*WRITTEN EXERCISE*
Which lines hold the word "nalgan"? Show each of them.

*RECORD SET*

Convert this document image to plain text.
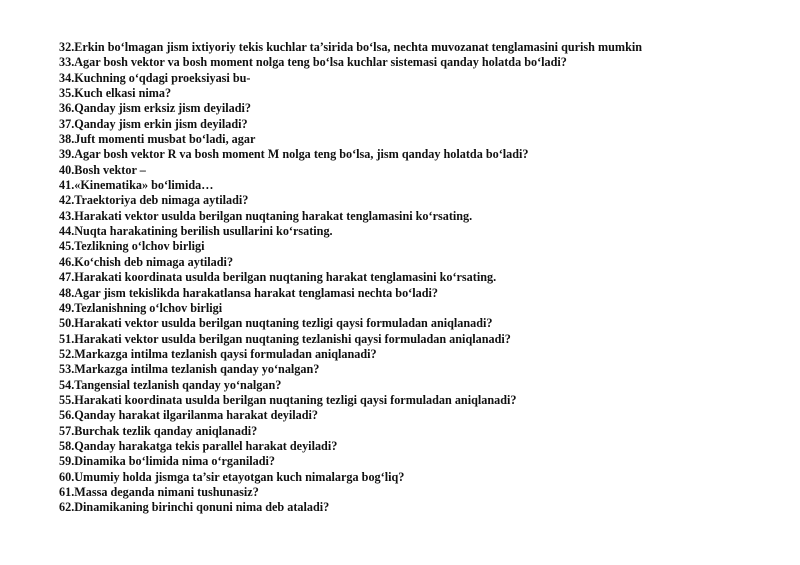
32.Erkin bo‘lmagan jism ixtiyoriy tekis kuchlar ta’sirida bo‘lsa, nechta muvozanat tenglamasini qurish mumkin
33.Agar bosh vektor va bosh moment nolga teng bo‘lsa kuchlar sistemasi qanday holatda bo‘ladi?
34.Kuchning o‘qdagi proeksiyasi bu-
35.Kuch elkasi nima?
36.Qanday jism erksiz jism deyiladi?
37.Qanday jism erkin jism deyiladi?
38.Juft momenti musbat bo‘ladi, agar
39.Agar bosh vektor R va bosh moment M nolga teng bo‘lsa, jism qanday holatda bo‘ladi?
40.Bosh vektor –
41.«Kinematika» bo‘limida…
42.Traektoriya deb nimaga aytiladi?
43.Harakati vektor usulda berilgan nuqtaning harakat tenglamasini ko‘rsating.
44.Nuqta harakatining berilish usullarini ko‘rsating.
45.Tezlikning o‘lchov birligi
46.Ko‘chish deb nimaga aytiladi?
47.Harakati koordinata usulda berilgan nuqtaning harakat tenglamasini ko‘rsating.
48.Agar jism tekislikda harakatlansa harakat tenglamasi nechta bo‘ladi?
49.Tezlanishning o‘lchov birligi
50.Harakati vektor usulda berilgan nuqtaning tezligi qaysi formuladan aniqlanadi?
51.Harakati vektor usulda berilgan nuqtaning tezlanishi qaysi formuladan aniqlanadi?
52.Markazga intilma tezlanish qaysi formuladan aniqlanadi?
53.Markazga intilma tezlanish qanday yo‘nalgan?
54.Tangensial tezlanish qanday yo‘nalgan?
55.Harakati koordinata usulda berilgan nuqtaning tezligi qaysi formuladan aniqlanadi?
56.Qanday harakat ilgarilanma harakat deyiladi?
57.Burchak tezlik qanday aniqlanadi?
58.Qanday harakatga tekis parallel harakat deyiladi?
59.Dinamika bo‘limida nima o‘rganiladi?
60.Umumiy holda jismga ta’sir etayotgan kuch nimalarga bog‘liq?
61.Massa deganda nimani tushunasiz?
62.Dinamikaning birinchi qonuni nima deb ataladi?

==

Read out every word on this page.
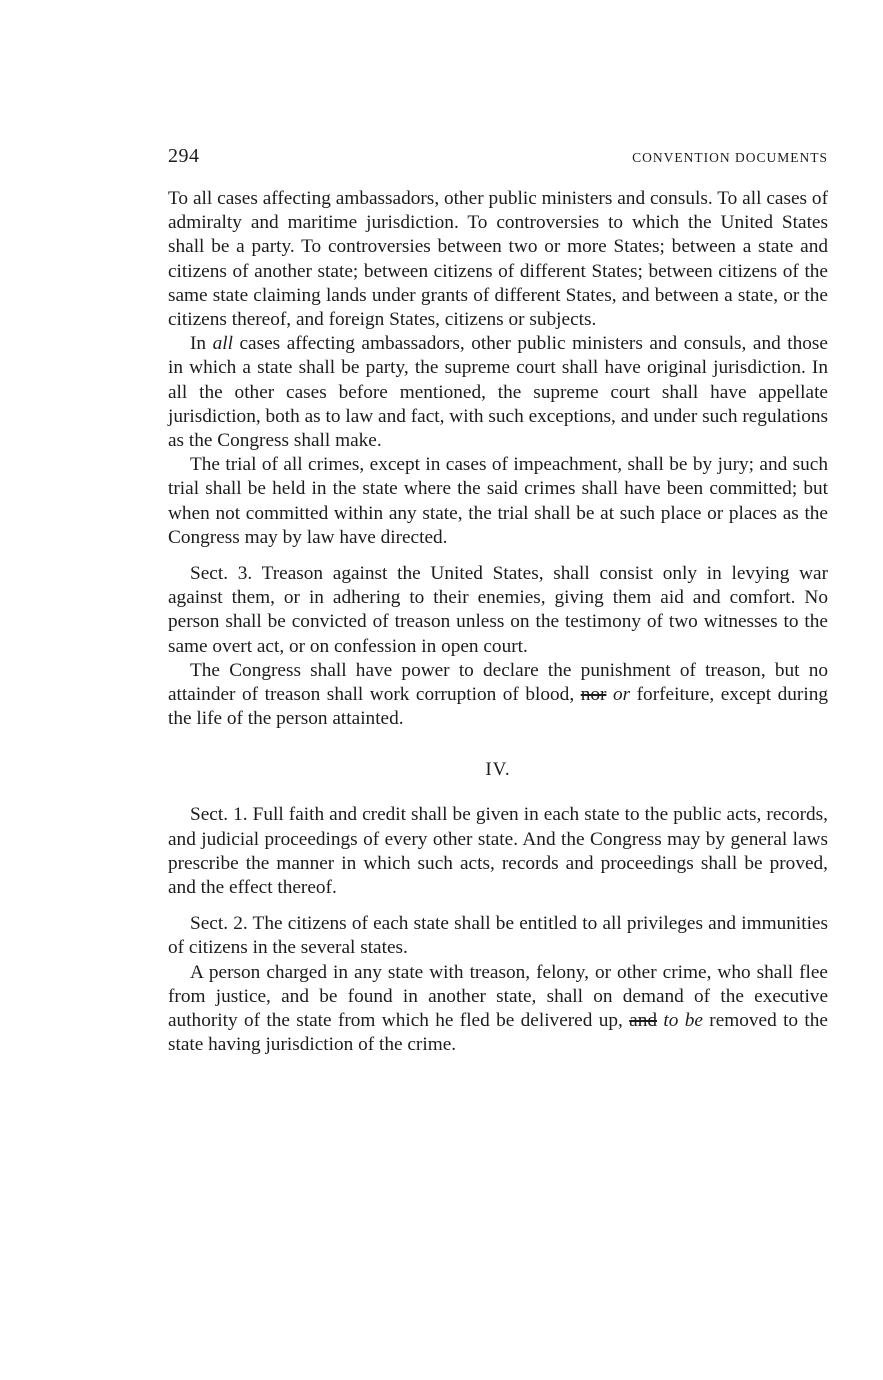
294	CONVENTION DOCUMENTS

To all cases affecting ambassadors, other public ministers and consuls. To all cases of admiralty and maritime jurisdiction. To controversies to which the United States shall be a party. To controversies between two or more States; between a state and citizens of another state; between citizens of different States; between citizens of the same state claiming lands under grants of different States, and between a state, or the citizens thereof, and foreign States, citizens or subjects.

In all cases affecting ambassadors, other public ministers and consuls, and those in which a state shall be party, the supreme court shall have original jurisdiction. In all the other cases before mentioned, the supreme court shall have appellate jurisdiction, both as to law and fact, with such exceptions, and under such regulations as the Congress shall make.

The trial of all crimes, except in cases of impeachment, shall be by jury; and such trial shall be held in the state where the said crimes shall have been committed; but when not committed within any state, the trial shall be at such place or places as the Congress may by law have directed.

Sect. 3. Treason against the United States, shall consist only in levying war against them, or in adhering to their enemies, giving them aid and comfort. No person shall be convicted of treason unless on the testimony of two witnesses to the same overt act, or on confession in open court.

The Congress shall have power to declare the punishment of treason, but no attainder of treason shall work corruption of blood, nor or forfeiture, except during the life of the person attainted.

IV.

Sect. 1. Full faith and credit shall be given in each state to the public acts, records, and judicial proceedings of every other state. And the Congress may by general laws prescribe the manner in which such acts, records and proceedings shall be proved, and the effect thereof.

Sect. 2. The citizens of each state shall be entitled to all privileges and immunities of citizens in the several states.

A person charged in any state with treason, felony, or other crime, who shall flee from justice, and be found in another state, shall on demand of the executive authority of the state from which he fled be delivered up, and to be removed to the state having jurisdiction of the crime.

*COMPLETE OUTPUT*
53.Markazga intilma tezlanish qanday yo‘nalgan?
54.Tangensial tezlanish qanday yo‘nalgan?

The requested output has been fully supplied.